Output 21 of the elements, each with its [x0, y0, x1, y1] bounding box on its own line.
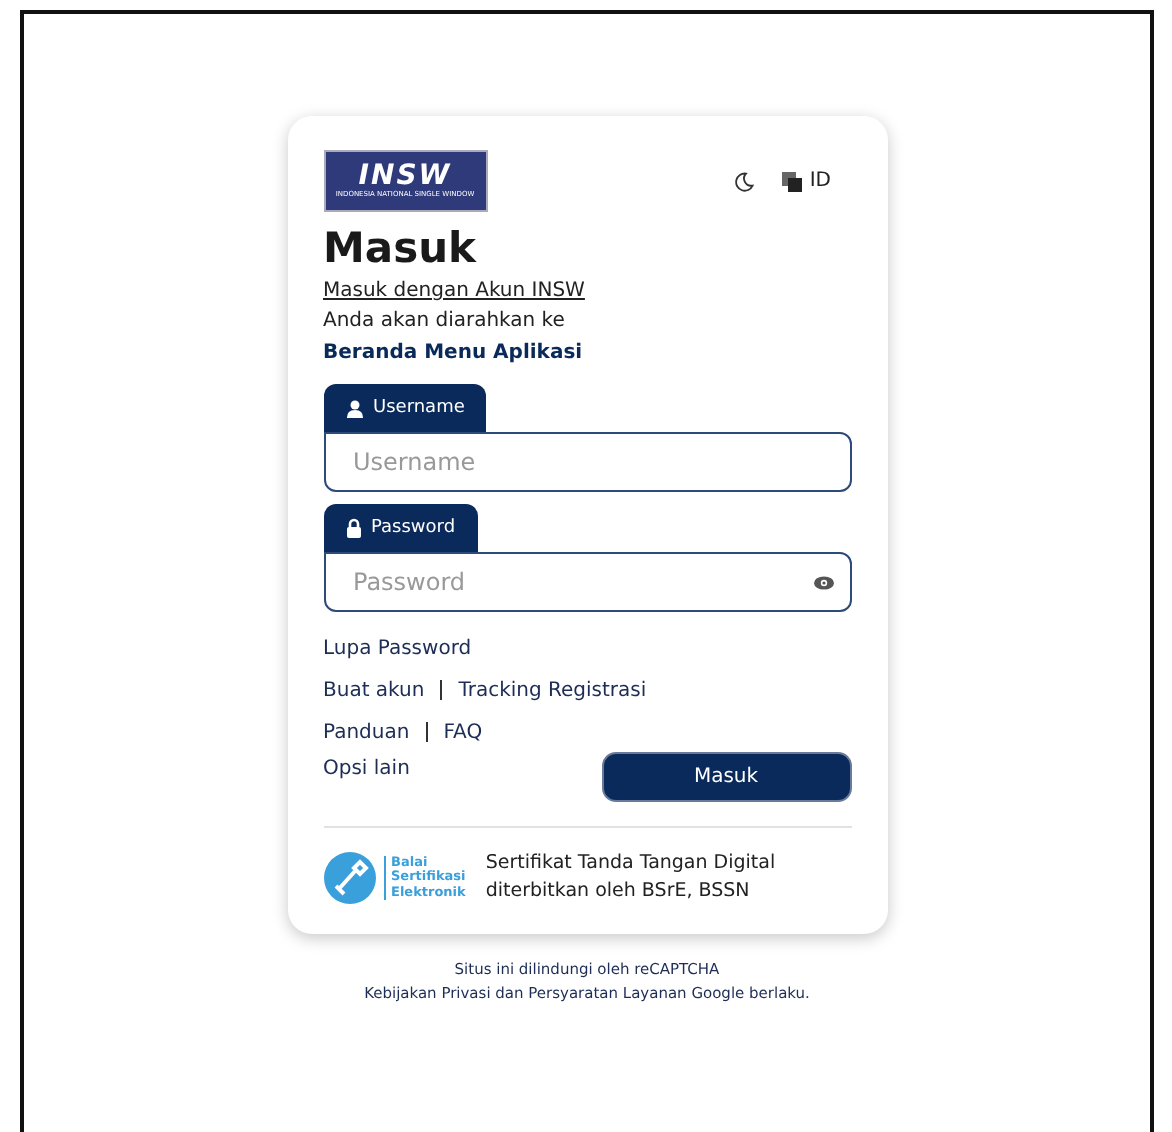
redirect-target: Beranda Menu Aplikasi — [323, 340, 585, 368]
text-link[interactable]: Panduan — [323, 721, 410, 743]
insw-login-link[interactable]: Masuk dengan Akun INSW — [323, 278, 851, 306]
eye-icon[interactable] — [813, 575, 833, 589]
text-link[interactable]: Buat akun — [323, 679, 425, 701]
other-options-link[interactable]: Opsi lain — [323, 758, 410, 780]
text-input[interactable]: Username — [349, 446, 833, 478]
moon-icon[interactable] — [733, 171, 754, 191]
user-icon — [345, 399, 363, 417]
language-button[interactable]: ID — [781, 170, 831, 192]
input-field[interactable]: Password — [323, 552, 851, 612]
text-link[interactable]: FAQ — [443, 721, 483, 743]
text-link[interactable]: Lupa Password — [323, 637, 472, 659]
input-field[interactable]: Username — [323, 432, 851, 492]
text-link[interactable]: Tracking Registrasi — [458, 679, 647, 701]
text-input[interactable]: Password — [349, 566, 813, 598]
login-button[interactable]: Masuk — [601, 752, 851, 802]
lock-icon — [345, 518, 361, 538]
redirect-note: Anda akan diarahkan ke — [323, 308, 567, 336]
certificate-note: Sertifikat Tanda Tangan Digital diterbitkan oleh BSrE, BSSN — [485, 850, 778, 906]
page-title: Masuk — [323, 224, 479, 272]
★ ★ ★ ★
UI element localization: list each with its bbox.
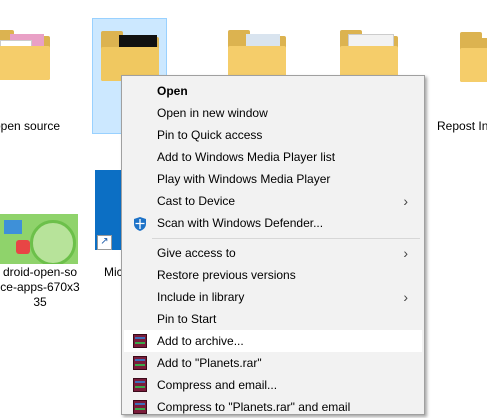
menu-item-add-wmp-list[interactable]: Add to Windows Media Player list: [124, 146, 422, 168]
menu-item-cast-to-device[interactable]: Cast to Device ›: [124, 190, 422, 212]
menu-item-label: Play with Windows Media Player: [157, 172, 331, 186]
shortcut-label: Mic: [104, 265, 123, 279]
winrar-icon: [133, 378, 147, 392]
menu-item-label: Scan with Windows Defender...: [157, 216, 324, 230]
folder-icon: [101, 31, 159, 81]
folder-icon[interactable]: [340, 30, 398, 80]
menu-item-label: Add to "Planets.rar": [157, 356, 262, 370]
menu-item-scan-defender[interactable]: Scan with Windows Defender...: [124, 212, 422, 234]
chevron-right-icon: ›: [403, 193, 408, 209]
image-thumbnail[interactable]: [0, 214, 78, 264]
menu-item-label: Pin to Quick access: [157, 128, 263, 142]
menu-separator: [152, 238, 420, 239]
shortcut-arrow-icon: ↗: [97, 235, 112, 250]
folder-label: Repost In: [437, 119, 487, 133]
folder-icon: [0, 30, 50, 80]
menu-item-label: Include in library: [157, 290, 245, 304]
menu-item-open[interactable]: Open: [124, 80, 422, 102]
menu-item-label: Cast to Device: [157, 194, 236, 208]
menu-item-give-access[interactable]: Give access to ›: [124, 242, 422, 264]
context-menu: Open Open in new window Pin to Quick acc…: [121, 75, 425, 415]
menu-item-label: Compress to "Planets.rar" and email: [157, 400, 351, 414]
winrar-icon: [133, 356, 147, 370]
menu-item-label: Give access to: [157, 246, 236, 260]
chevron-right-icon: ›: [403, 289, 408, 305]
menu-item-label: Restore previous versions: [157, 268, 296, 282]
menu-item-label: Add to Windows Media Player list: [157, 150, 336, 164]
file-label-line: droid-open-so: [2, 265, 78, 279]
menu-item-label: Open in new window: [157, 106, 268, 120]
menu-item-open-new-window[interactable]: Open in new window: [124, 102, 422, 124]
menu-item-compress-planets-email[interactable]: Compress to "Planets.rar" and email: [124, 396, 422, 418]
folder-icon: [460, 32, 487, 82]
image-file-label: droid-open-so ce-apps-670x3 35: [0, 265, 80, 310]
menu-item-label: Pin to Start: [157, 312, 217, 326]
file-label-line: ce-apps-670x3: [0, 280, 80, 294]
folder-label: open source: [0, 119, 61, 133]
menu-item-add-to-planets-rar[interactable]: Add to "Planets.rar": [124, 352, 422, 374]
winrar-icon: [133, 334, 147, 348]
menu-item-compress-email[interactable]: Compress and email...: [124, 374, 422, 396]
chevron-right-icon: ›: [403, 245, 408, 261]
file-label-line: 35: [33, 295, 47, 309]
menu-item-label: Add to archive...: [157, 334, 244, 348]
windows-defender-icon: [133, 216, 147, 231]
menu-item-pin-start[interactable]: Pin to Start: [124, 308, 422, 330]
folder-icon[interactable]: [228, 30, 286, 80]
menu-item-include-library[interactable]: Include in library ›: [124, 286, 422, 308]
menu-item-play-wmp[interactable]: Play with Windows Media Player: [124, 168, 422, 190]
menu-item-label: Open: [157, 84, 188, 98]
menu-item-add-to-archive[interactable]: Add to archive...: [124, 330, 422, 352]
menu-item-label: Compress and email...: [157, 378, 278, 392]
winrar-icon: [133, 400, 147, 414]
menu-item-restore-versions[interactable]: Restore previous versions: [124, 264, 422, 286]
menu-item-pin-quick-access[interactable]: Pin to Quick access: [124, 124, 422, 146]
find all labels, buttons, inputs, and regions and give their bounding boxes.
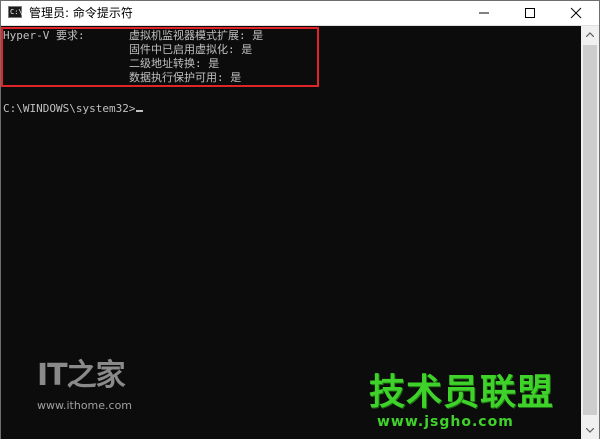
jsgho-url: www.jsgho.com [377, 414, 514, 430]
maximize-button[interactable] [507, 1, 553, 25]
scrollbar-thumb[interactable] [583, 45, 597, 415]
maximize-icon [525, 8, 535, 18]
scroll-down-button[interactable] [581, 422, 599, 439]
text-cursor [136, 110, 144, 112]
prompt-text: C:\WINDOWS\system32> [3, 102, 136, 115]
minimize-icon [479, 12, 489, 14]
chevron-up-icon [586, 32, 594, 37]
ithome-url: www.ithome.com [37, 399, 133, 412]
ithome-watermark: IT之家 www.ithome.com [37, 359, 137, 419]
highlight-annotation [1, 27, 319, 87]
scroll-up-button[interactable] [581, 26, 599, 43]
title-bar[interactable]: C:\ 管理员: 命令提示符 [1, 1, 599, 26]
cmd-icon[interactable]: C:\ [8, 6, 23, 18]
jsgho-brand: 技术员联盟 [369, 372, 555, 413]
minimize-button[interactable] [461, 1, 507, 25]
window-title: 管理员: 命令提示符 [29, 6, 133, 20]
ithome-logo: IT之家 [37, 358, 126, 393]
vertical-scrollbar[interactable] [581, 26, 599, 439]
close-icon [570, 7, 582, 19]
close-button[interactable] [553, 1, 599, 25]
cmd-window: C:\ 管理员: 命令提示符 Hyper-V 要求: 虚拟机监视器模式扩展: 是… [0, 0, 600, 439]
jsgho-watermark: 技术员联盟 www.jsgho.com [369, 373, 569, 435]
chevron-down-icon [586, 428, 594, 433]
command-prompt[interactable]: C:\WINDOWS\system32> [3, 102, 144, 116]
★ ★ ★ ★
**WORK TO BE COMPLETED**. Rewrite the lines starting at the one containing "redirect-target: Beranda Menu" and ending at the one containing "redirect-note: Anda akan" as a numbered list, leaving out any blank lines.

**ANSWER TO THE PROBLEM**.
1. redirect-target: Beranda Menu Aplikasi — [323, 340, 585, 368]
2. text-link[interactable]: Panduan — [323, 721, 410, 743]
3. insw-login-link[interactable]: Masuk dengan Akun INSW — [323, 278, 851, 306]
4. eye-icon[interactable] — [813, 575, 833, 589]
5. text-link[interactable]: Buat akun — [323, 679, 425, 701]
6. other-options-link[interactable]: Opsi lain — [323, 758, 410, 780]
7. text-input[interactable]: Username — [349, 446, 833, 478]
8. moon-icon[interactable] — [733, 171, 754, 191]
9. user-icon — [345, 399, 363, 417]
10. language-button[interactable]: ID — [781, 170, 831, 192]
11. input-field[interactable]: Password — [323, 552, 851, 612]
12. text-link[interactable]: FAQ — [443, 721, 483, 743]
13. text-link[interactable]: Lupa Password — [323, 637, 472, 659]
14. input-field[interactable]: Username — [323, 432, 851, 492]
15. text-link[interactable]: Tracking Registrasi — [458, 679, 647, 701]
16. text-input[interactable]: Password — [349, 566, 813, 598]
17. login-button[interactable]: Masuk — [601, 752, 851, 802]
18. lock-icon — [345, 518, 361, 538]
19. redirect-note: Anda akan diarahkan ke — [323, 308, 567, 336]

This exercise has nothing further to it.